[Given data]
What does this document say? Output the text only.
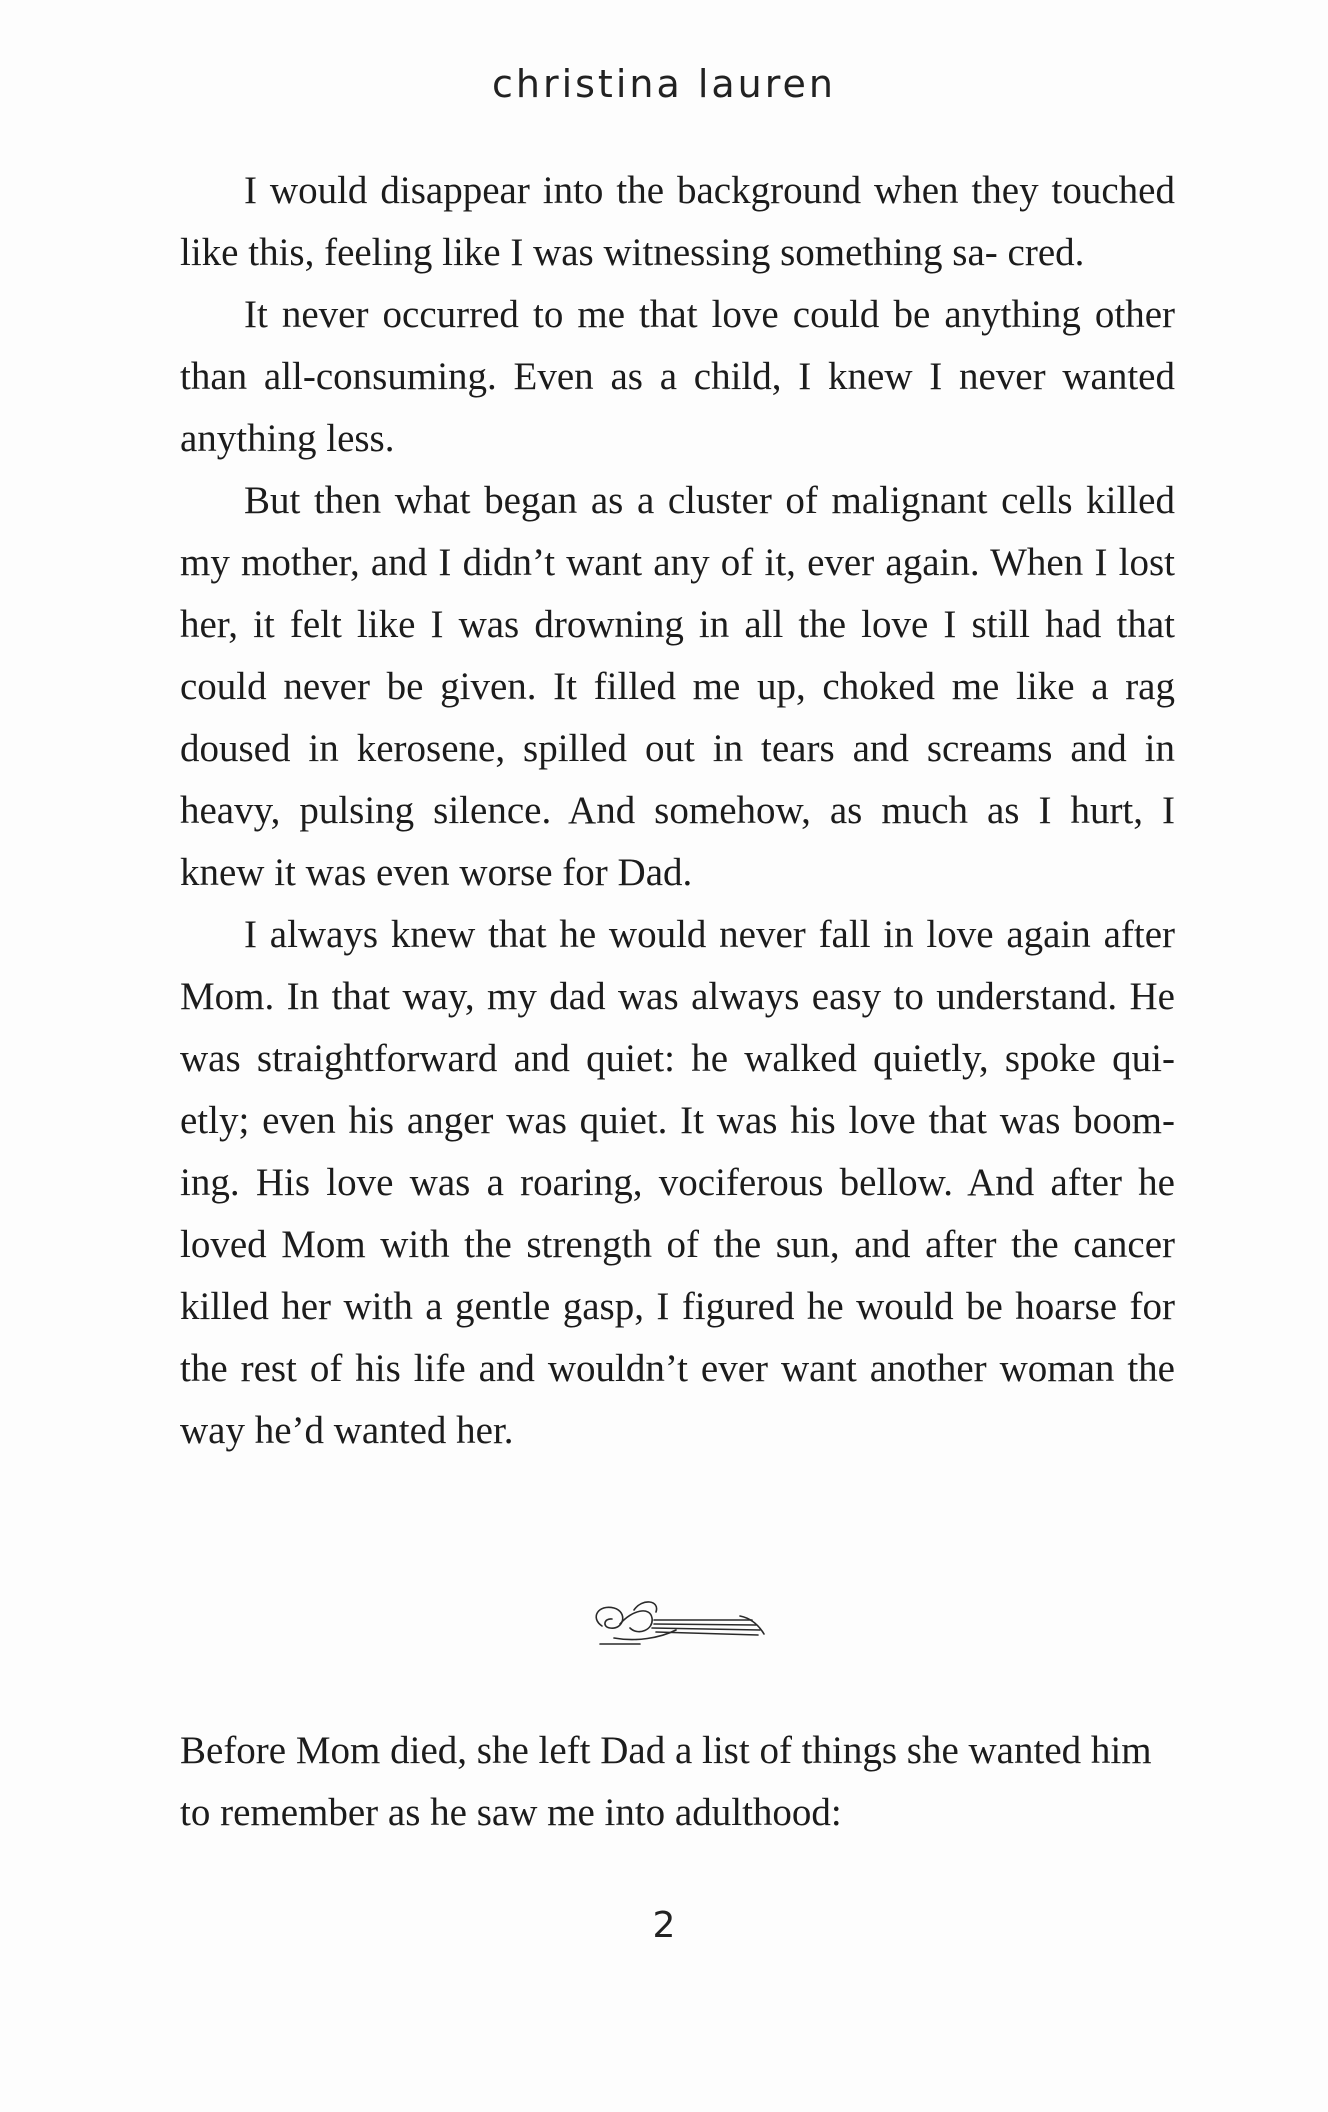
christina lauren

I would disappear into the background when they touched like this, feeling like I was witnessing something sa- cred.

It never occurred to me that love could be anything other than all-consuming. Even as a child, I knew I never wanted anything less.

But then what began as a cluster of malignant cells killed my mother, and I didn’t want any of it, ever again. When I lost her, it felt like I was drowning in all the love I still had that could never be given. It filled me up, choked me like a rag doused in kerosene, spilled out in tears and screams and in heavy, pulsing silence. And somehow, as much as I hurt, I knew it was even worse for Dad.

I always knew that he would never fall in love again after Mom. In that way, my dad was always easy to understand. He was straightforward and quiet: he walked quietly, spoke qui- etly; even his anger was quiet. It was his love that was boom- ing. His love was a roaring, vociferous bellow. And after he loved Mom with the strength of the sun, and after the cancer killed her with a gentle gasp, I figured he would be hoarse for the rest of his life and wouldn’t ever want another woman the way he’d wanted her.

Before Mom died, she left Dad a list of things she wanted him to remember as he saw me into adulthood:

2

--

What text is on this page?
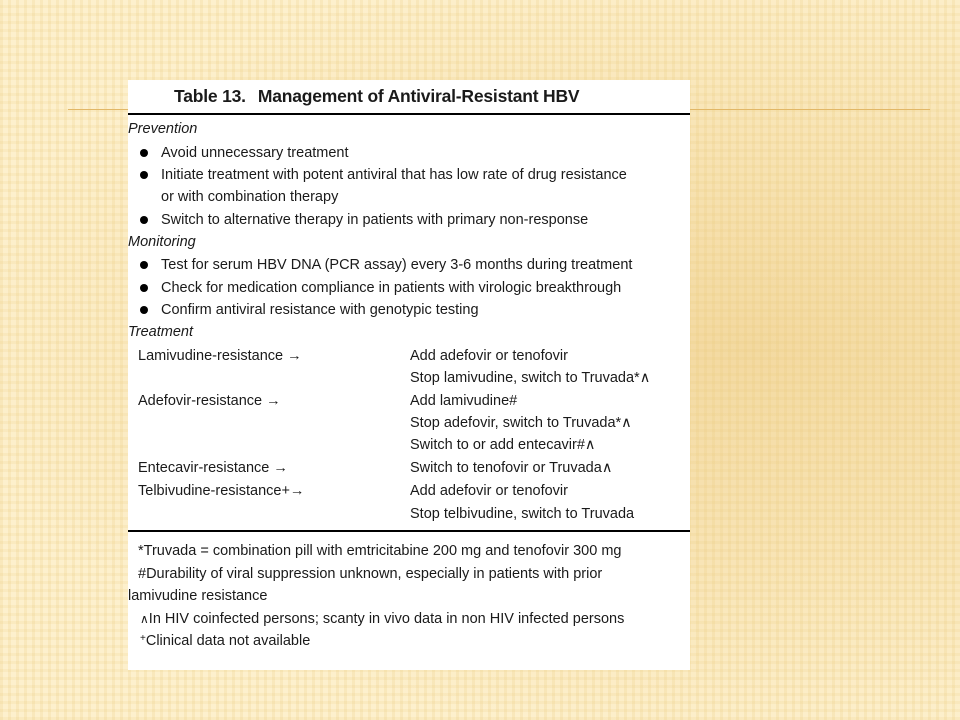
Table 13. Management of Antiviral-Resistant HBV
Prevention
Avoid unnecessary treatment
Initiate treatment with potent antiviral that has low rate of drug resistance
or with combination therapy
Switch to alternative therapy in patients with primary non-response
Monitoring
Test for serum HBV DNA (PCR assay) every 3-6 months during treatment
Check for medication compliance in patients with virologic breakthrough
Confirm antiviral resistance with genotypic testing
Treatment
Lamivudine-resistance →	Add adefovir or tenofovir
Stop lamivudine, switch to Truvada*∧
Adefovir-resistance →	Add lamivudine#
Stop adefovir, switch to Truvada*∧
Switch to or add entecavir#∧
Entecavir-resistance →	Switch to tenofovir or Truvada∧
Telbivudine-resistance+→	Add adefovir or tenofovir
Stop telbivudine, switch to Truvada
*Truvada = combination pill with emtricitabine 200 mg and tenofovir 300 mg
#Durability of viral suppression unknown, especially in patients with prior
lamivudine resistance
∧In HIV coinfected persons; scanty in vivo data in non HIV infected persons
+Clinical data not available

[Work to be completed] Please list every line of the records that contains "text".

[Exercise solution]
What does this document say? Output the text only.
What text is on this page?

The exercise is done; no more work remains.